*Recorded data*:
########################################

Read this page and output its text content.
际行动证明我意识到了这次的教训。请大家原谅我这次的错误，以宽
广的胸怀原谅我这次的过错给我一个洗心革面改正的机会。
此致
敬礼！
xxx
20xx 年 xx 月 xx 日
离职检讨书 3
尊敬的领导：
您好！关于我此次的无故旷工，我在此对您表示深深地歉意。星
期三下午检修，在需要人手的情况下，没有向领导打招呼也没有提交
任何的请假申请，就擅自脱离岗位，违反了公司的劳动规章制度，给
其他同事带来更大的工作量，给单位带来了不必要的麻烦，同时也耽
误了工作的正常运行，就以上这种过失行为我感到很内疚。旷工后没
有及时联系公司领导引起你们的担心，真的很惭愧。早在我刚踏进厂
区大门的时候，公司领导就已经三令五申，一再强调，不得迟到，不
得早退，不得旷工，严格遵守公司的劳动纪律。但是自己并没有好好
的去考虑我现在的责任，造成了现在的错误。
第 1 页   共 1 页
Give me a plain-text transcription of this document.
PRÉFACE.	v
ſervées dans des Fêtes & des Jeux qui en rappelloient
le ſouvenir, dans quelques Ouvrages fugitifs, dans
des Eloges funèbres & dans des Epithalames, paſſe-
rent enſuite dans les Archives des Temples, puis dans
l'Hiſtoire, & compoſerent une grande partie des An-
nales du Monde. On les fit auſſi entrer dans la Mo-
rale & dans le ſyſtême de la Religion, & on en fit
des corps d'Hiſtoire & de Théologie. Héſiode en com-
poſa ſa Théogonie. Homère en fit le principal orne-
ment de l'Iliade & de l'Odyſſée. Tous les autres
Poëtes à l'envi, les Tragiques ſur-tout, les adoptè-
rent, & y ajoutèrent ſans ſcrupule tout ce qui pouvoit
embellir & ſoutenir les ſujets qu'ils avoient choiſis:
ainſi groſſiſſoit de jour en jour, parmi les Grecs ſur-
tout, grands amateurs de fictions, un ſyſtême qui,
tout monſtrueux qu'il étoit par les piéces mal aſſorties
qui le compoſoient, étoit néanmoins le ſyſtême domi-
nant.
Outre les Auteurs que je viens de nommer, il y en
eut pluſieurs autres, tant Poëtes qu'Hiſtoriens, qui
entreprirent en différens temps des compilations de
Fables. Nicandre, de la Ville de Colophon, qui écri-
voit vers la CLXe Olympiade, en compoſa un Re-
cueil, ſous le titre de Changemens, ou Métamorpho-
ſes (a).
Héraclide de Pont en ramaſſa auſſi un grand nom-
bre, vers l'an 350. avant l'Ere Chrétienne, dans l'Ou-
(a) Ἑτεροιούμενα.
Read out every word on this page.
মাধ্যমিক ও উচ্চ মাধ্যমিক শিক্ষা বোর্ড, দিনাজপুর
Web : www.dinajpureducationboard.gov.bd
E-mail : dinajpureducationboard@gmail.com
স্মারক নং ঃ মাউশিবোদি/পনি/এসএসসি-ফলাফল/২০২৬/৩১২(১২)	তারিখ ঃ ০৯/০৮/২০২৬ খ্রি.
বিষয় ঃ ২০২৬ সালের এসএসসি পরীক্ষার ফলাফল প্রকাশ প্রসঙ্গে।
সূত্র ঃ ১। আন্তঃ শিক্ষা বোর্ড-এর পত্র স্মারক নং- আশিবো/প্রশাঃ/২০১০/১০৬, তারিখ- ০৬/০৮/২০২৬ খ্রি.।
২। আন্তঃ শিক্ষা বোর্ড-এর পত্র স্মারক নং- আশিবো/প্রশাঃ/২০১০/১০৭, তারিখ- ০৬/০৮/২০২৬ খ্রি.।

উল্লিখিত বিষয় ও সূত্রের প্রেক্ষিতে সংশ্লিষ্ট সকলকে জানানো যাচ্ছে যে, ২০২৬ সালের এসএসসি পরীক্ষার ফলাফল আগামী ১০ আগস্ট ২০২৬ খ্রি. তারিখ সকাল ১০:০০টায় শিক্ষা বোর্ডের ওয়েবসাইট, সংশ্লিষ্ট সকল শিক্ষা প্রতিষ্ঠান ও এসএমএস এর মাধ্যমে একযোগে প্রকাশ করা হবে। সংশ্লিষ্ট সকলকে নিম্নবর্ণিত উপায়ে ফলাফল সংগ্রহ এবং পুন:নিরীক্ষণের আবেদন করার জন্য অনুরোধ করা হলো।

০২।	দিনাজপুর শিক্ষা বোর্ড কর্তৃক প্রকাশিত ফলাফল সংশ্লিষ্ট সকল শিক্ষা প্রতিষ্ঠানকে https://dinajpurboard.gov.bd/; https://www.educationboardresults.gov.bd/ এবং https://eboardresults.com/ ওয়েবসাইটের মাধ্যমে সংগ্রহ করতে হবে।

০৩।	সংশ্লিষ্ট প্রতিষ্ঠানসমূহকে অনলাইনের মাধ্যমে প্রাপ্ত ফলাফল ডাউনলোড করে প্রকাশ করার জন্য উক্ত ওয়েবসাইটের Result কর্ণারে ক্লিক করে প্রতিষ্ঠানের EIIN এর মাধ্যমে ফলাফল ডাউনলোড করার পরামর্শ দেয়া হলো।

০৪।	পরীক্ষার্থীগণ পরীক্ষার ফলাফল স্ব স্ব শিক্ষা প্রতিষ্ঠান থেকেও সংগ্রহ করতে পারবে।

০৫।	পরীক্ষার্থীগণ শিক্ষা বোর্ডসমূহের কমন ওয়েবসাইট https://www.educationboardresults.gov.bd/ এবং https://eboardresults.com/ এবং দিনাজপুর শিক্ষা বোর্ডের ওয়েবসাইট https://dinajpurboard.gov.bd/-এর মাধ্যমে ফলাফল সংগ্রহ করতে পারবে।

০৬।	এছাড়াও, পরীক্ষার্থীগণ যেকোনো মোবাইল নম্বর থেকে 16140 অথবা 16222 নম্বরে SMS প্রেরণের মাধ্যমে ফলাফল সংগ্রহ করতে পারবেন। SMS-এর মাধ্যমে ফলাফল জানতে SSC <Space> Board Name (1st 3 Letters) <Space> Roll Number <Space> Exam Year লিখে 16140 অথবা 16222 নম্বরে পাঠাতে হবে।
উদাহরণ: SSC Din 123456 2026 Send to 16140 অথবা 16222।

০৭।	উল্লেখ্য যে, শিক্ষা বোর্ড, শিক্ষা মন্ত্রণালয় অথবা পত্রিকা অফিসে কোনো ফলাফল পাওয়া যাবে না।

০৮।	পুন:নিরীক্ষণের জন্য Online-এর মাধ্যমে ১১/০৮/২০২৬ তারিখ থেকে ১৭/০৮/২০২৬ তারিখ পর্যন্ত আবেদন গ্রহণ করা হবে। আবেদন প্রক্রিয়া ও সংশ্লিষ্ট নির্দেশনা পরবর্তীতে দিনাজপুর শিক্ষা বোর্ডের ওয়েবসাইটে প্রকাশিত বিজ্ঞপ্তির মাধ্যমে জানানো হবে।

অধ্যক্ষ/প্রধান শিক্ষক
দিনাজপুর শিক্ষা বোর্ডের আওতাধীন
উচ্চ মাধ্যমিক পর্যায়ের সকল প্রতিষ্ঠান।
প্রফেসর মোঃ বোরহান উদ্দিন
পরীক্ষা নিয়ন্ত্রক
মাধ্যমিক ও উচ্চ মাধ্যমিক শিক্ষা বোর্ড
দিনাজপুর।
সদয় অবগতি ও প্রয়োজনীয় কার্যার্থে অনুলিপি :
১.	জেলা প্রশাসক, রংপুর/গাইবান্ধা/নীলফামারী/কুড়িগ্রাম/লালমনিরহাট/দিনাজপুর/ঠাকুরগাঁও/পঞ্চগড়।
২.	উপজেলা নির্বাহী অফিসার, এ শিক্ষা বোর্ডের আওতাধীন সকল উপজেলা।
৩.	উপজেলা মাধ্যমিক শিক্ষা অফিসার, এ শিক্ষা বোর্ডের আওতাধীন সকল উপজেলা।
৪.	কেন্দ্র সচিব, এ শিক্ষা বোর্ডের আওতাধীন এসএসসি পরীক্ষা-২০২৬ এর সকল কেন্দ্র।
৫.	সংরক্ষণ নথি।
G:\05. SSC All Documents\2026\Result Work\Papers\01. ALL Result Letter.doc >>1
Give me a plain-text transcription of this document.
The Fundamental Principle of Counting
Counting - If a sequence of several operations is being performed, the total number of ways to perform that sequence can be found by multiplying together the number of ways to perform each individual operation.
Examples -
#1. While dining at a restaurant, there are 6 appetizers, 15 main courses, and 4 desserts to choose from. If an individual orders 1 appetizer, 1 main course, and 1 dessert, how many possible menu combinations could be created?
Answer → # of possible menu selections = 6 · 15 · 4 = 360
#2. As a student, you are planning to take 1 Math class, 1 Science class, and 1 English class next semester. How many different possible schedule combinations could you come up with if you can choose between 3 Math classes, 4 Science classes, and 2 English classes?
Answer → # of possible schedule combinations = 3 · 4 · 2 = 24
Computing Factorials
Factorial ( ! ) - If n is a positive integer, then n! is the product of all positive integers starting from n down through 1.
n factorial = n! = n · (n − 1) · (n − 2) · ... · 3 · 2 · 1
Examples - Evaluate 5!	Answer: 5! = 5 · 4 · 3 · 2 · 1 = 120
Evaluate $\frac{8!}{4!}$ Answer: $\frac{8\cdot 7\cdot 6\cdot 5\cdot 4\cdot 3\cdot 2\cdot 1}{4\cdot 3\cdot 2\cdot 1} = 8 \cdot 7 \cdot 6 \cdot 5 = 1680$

########################################

*The request*: Count how many lines of the material hold the string "could". Give the number and nothing more.

*Response to the exercise*: 2